DOCUMENT EXCERPT:
◆ ◆ ◆

Hazardous Materials Systems Technology

Hazardous materials professionals take action when dangerous substances pose a threat to the public, workers or the environment. Read on to learn more about education and licensing requirements, earnings and employment opportunities for hazardous materials technicians.

Is Hazardous Materials Systems Technology for Me?

Career Overview

The proper disposal, treatment and transportation of materials that are harmful to humans and the environment are important parts of many industries. The field of hazardous materials systems technology involves substances that are toxic, ignitable, corrosive or reactive. Hazardous materials technicians deal with asbestos, lead, fuel, radioactive waste and polluted soil, among other substances. In this position, your duties may include cleaning up and disposing of harmful or radioactive substances in accordance with safety regulations or decontaminating radioactive facilities.

Career Options

As an expert in hazardous materials systems technology, you could become an abatement worker and remove asbestos or lead from buildings. You might also pursue employment as an emergency responder and be one of the first on the scene when a dangerous substance is spilled after a highway or railway accident. Many hazardous materials workers are employed in waste management and disposal, while others work for governments or specialized contractors. You might also get hired at nuclear facilities, incinerators, landfills and hospitals.

◆ ◆ ◆

RECORDS SUPPLIED:
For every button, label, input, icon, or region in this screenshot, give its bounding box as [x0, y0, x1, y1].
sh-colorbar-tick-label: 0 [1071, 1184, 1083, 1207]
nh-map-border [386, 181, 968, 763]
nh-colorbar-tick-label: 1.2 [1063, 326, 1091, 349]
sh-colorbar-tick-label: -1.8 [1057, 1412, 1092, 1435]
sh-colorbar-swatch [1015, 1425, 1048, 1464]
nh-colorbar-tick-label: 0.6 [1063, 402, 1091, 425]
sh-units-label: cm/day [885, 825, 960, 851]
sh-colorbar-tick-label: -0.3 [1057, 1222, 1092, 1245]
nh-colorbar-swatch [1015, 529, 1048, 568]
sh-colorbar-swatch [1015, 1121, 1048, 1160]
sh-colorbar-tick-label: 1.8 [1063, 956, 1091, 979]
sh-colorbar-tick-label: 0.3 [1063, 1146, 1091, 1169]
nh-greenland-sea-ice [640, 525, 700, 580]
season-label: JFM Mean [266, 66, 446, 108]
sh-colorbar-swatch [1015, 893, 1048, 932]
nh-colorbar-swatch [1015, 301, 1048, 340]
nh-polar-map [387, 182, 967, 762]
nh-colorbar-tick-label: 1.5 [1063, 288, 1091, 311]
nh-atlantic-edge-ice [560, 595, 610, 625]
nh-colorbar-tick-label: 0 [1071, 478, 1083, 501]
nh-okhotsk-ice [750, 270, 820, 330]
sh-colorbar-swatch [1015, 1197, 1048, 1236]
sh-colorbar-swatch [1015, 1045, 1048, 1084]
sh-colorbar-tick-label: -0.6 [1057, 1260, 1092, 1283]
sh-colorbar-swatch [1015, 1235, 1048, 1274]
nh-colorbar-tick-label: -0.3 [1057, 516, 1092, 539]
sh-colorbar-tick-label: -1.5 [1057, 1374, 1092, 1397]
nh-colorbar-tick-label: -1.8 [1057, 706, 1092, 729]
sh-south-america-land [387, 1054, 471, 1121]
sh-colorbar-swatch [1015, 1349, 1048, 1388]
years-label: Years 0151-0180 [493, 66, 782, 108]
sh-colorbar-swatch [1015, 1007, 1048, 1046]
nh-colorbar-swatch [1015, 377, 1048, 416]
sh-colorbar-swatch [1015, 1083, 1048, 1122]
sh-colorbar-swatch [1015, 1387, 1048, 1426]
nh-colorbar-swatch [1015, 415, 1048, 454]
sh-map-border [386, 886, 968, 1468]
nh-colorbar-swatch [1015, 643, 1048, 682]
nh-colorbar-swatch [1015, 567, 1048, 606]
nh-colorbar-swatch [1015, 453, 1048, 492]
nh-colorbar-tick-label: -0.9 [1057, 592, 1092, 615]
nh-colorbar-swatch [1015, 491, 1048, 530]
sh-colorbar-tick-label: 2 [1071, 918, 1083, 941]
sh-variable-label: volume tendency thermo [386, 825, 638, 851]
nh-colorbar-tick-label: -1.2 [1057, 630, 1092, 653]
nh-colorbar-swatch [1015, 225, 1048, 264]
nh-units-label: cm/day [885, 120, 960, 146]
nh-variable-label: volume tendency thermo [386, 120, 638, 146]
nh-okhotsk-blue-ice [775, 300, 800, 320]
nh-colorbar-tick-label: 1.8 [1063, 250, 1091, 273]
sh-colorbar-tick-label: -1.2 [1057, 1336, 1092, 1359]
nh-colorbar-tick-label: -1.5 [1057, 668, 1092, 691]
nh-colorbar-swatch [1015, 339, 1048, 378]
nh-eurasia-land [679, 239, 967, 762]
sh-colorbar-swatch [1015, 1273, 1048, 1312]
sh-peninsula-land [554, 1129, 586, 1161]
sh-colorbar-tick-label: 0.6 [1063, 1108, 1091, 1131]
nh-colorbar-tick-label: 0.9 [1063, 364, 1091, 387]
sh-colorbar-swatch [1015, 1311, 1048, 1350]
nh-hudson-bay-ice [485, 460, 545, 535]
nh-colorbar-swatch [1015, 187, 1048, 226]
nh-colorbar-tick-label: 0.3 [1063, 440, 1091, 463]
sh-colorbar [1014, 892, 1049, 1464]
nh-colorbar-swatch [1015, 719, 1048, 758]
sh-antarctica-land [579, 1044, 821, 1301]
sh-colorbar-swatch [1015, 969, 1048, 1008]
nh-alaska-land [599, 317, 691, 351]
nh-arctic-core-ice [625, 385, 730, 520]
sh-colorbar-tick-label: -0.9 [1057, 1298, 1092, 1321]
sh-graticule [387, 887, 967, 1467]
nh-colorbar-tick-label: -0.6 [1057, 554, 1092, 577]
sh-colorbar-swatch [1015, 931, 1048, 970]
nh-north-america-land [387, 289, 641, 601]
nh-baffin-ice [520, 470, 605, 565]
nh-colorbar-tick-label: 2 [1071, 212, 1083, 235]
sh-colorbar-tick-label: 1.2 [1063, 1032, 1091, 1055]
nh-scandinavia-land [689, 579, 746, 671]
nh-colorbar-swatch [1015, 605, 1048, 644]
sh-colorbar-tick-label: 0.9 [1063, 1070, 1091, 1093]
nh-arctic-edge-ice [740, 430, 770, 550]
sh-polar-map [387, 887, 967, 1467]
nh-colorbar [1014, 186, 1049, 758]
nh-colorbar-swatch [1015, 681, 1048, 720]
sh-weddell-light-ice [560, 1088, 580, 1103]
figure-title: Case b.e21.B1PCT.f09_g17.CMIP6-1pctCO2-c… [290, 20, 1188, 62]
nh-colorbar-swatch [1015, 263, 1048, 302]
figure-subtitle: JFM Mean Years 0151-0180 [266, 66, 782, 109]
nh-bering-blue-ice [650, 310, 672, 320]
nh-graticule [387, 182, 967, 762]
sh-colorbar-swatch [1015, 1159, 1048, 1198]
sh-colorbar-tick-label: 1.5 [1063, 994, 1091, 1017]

◆ ◆ ◆

AIM OF THE TASK:
Continue the career overview of hazardous materials systems technology, starting after its final sentence about nuclear facilities, incinerators, landfills and hospitals.

TASK RESULT:
Employment and Salary Information

According to the U.S. Bureau of Labor Statistics (BLS), jobs in hazardous materials removal were expected to increase by an average rate of 14% nationwide between 2012 and 2022. The BLS also reported that hazardous materials removal workers earned an average annual salary of $42,220 as of May 2013 (www.bls.gov).

How Can I Work in Hazardous Materials Systems Technology?

Educational Requirements and Options

You'll need a high school diploma or GED to get an entry-level job in hazardous materials systems technology. Some apprenticeship programs, such as those offered by the Laborers' International Union of North America, provide training in this area. Relevant certificate or associate degree programs can also be found at some community or vocational colleges and may include the study of environmental science or hazardous materials management. Once enrolled, you'll learn about federal and state regulations that cover the handling, transport and disposal of hazardous materials; you'll also receive training in recordkeeping, as mandated by the Occupational Safety and Health Administration (OSHA) and the Environmental Protection Agency (EPA).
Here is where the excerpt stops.